## What is required
Copy each line that contains the string "新電力販売電力シェアの前年同月シェアとの差".

## Data listing
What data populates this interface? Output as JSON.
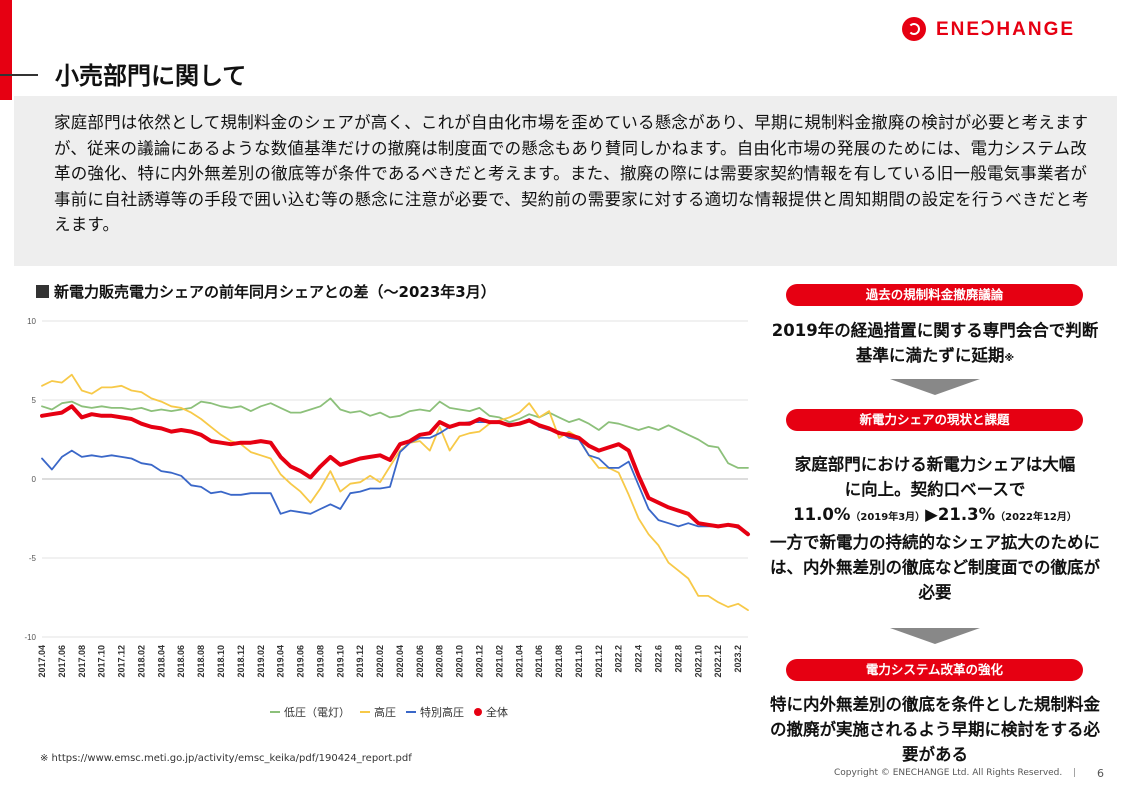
{
  "header": {
    "title": "小売部門に関して",
    "logo_text": "ENEↃHANGE",
    "accent_color": "#e60012"
  },
  "summary": {
    "text": "家庭部門は依然として規制料金のシェアが高く、これが自由化市場を歪めている懸念があり、早期に規制料金撤廃の検討が必要と考えますが、従来の議論にあるような数値基準だけの撤廃は制度面での懸念もあり賛同しかねます。自由化市場の発展のためには、電力システム改革の強化、特に内外無差別の徹底等が条件であるべきだと考えます。また、撤廃の際には需要家契約情報を有している旧一般電気事業者が事前に自社誘導等の手段で囲い込む等の懸念に注意が必要で、契約前の需要家に対する適切な情報提供と周知期間の設定を行うべきだと考えます。"
  },
  "chart_title": "新電力販売電力シェアの前年同月シェアとの差（～2023年3月）",
  "chart_data": {
    "type": "line",
    "title": "新電力販売電力シェアの前年同月シェアとの差（～2023年3月）",
    "ylim": [
      -10,
      10
    ],
    "yticks": [
      "10",
      "5",
      "0",
      "-5",
      "-10"
    ],
    "grid": true,
    "legend_position": "bottom",
    "x": [
      "2017.04",
      "2017.05",
      "2017.06",
      "2017.07",
      "2017.08",
      "2017.09",
      "2017.10",
      "2017.11",
      "2017.12",
      "2018.01",
      "2018.02",
      "2018.03",
      "2018.04",
      "2018.05",
      "2018.06",
      "2018.07",
      "2018.08",
      "2018.09",
      "2018.10",
      "2018.11",
      "2018.12",
      "2019.01",
      "2019.02",
      "2019.03",
      "2019.04",
      "2019.05",
      "2019.06",
      "2019.07",
      "2019.08",
      "2019.09",
      "2019.10",
      "2019.11",
      "2019.12",
      "2020.01",
      "2020.02",
      "2020.03",
      "2020.04",
      "2020.05",
      "2020.06",
      "2020.07",
      "2020.08",
      "2020.09",
      "2020.10",
      "2020.11",
      "2020.12",
      "2021.01",
      "2021.02",
      "2021.03",
      "2021.04",
      "2021.05",
      "2021.06",
      "2021.07",
      "2021.08",
      "2021.09",
      "2021.10",
      "2021.11",
      "2021.12",
      "2022.1",
      "2022.2",
      "2022.3",
      "2022.4",
      "2022.5",
      "2022.6",
      "2022.7",
      "2022.8",
      "2022.9",
      "2022.10",
      "2022.11",
      "2022.12",
      "2023.1",
      "2023.2",
      "2023.3"
    ],
    "xtick_labels": [
      "2017.04",
      "2017.06",
      "2017.08",
      "2017.10",
      "2017.12",
      "2018.02",
      "2018.04",
      "2018.06",
      "2018.08",
      "2018.10",
      "2018.12",
      "2019.02",
      "2019.04",
      "2019.06",
      "2019.08",
      "2019.10",
      "2019.12",
      "2020.02",
      "2020.04",
      "2020.06",
      "2020.08",
      "2020.10",
      "2020.12",
      "2021.02",
      "2021.04",
      "2021.06",
      "2021.08",
      "2021.10",
      "2021.12",
      "2022.2",
      "2022.4",
      "2022.6",
      "2022.8",
      "2022.10",
      "2022.12",
      "2023.2"
    ],
    "series": [
      {
        "name": "低圧（電灯）",
        "color": "#8cc07a",
        "width": 1.8,
        "values": [
          4.6,
          4.4,
          4.8,
          4.9,
          4.6,
          4.5,
          4.6,
          4.5,
          4.5,
          4.4,
          4.5,
          4.3,
          4.4,
          4.3,
          4.4,
          4.5,
          4.9,
          4.8,
          4.6,
          4.5,
          4.6,
          4.3,
          4.6,
          4.8,
          4.5,
          4.2,
          4.2,
          4.4,
          4.6,
          5.1,
          4.4,
          4.2,
          4.3,
          4.0,
          4.2,
          3.9,
          4.0,
          4.3,
          4.4,
          4.3,
          4.9,
          4.5,
          4.4,
          4.3,
          4.5,
          4.0,
          3.9,
          3.6,
          3.8,
          4.1,
          3.9,
          4.2,
          3.9,
          3.6,
          3.8,
          3.5,
          3.1,
          3.6,
          3.5,
          3.3,
          3.1,
          3.3,
          3.1,
          3.4,
          3.1,
          2.8,
          2.5,
          2.1,
          2.0,
          1.0,
          0.7,
          0.7
        ]
      },
      {
        "name": "高圧",
        "color": "#f7c948",
        "width": 1.8,
        "values": [
          5.9,
          6.2,
          6.1,
          6.6,
          5.6,
          5.4,
          5.8,
          5.8,
          5.9,
          5.6,
          5.5,
          5.1,
          4.9,
          4.6,
          4.5,
          4.2,
          3.8,
          3.3,
          2.8,
          2.4,
          2.2,
          1.7,
          1.5,
          1.3,
          0.3,
          -0.3,
          -0.8,
          -1.5,
          -0.6,
          0.5,
          -0.8,
          -0.3,
          -0.2,
          0.2,
          -0.2,
          0.8,
          1.8,
          2.3,
          2.4,
          1.8,
          3.3,
          1.8,
          2.7,
          2.9,
          3.0,
          3.5,
          3.7,
          3.9,
          4.2,
          4.8,
          3.9,
          4.3,
          2.6,
          3.0,
          2.6,
          1.5,
          0.7,
          0.7,
          0.4,
          -1.0,
          -2.5,
          -3.5,
          -4.2,
          -5.3,
          -5.8,
          -6.3,
          -7.4,
          -7.4,
          -7.8,
          -8.1,
          -7.9,
          -8.3
        ]
      },
      {
        "name": "特別高圧",
        "color": "#3a67c8",
        "width": 1.8,
        "values": [
          1.3,
          0.6,
          1.4,
          1.8,
          1.4,
          1.5,
          1.4,
          1.5,
          1.4,
          1.3,
          1.0,
          0.9,
          0.5,
          0.4,
          0.2,
          -0.4,
          -0.5,
          -0.9,
          -0.8,
          -1.0,
          -1.0,
          -0.9,
          -0.9,
          -0.9,
          -2.2,
          -2.0,
          -2.1,
          -2.2,
          -1.9,
          -1.6,
          -1.9,
          -0.9,
          -0.8,
          -0.6,
          -0.6,
          -0.5,
          1.7,
          2.3,
          2.6,
          2.6,
          2.9,
          3.3,
          3.5,
          3.6,
          3.6,
          3.6,
          3.6,
          3.5,
          3.5,
          3.8,
          3.3,
          3.1,
          3.0,
          2.6,
          2.5,
          1.5,
          1.3,
          0.7,
          0.7,
          1.1,
          -0.4,
          -1.9,
          -2.6,
          -2.8,
          -3.0,
          -2.8,
          -3.0,
          -3.0,
          -3.0,
          -2.9,
          -3.1,
          -3.4
        ]
      },
      {
        "name": "全体",
        "color": "#e60012",
        "width": 4,
        "values": [
          4.0,
          4.1,
          4.2,
          4.6,
          3.9,
          4.1,
          4.0,
          4.0,
          3.9,
          3.8,
          3.5,
          3.3,
          3.2,
          3.0,
          3.1,
          3.0,
          2.8,
          2.4,
          2.3,
          2.2,
          2.3,
          2.3,
          2.4,
          2.3,
          1.4,
          0.8,
          0.5,
          0.1,
          0.8,
          1.4,
          0.9,
          1.1,
          1.3,
          1.4,
          1.5,
          1.2,
          2.2,
          2.4,
          2.8,
          2.9,
          3.6,
          3.3,
          3.5,
          3.5,
          3.8,
          3.6,
          3.6,
          3.4,
          3.5,
          3.7,
          3.4,
          3.2,
          2.9,
          2.8,
          2.6,
          2.1,
          1.8,
          2.0,
          2.2,
          1.8,
          0.2,
          -1.2,
          -1.5,
          -1.8,
          -2.0,
          -2.2,
          -2.8,
          -2.9,
          -3.0,
          -2.9,
          -3.0,
          -3.5
        ]
      }
    ]
  },
  "legend": [
    {
      "label": "低圧（電灯）",
      "color": "#8cc07a",
      "marker": "line"
    },
    {
      "label": "高圧",
      "color": "#f7c948",
      "marker": "line"
    },
    {
      "label": "特別高圧",
      "color": "#3a67c8",
      "marker": "line"
    },
    {
      "label": "全体",
      "color": "#e60012",
      "marker": "dot"
    }
  ],
  "source": "※ https://www.emsc.meti.go.jp/activity/emsc_keika/pdf/190424_report.pdf",
  "side": {
    "section1_label": "過去の規制料金撤廃議論",
    "section1_text": "2019年の経過措置に関する専門会合で判断基準に満たずに延期",
    "section1_mark": "※",
    "section2_label": "新電力シェアの現状と課題",
    "section2_line1": "家庭部門における新電力シェアは大幅",
    "section2_line2": "に向上。契約口ベースで",
    "section2_v1": "11.0%",
    "section2_v1_note": "（2019年3月）",
    "section2_arrow": "▶",
    "section2_v2": "21.3%",
    "section2_v2_note": "（2022年12月）",
    "section2_line4": "一方で新電力の持続的なシェア拡大のためには、内外無差別の徹底など制度面での徹底が必要",
    "section3_label": "電力システム改革の強化",
    "section3_text": "特に内外無差別の徹底を条件とした規制料金の撤廃が実施されるよう早期に検討をする必要がある"
  },
  "footer": {
    "copyright": "Copyright © ENECHANGE Ltd.  All Rights Reserved.",
    "separator": "|",
    "page": "6"
  }
}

## Result for this exercise
  "chart_title": "新電力販売電力シェアの前年同月シェアとの差（～2023年3月）",
    "title": "新電力販売電力シェアの前年同月シェアとの差（～2023年3月）",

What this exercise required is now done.